Your task: List each line of the data in which the string "processes" appears.

____________________

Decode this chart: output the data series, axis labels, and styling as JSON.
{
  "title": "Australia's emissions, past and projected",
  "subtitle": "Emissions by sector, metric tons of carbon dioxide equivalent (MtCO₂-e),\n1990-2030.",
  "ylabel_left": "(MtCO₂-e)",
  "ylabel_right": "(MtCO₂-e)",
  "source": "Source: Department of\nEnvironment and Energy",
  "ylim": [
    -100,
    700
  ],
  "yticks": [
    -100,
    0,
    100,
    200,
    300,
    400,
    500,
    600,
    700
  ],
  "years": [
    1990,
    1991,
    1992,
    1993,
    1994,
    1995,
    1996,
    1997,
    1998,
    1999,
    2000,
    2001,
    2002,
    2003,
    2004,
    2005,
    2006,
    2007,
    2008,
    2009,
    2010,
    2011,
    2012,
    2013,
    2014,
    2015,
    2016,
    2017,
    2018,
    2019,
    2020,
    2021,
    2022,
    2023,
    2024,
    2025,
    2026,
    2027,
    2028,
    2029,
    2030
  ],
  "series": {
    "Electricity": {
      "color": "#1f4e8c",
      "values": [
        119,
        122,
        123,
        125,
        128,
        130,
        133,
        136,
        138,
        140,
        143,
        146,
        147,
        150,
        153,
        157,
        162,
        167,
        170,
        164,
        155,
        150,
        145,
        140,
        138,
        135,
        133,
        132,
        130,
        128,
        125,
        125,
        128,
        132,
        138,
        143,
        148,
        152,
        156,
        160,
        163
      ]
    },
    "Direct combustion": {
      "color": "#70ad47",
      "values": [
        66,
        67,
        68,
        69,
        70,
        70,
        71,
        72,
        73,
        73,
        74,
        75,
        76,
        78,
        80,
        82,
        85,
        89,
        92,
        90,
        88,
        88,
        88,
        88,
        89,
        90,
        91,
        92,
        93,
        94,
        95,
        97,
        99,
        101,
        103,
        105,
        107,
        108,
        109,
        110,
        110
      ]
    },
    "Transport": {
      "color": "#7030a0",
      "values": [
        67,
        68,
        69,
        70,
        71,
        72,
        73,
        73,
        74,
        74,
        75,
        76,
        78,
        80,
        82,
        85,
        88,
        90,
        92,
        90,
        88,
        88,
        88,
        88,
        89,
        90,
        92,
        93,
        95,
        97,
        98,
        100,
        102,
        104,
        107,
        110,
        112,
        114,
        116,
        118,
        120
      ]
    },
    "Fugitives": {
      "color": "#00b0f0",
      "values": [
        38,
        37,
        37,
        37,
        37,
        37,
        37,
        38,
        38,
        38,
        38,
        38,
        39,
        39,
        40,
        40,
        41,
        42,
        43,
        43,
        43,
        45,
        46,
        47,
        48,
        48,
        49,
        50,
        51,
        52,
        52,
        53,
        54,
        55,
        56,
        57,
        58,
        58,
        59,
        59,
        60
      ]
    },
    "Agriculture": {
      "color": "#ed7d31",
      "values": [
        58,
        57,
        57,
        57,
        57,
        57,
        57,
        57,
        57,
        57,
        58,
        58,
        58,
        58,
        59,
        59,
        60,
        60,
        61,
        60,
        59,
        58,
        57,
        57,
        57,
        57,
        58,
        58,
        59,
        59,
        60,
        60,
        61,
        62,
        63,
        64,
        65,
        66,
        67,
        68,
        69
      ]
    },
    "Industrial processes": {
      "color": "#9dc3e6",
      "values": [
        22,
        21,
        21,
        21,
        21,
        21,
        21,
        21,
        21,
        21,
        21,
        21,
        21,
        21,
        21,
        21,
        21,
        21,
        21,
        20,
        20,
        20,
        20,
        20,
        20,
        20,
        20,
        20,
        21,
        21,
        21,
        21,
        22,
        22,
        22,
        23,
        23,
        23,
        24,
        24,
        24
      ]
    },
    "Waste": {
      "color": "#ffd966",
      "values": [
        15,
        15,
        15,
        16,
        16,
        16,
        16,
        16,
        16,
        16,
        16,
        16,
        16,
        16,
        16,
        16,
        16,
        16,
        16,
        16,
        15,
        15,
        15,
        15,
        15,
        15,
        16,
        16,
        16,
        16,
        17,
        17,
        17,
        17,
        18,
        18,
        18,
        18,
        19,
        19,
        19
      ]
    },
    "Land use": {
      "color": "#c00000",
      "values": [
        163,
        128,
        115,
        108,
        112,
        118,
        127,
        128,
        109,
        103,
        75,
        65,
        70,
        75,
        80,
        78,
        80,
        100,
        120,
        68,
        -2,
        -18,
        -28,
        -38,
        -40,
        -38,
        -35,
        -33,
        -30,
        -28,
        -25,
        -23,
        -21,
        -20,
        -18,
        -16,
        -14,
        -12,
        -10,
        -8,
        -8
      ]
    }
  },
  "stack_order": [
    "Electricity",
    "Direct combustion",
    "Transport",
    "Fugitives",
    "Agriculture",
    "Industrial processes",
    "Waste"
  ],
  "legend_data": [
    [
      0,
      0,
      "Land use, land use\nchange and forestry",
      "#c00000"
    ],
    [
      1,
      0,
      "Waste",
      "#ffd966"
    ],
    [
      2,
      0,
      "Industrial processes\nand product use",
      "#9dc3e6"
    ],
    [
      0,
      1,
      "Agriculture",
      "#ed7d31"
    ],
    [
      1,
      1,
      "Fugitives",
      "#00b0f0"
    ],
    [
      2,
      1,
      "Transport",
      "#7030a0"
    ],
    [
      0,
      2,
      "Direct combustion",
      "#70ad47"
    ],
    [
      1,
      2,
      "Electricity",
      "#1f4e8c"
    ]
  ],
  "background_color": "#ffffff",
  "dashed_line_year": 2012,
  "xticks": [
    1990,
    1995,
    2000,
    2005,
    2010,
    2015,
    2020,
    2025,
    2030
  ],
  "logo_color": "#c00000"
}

____________________

Task answer:
    "Industrial processes": {
    "Industrial processes",
      "Industrial processes\nand product use",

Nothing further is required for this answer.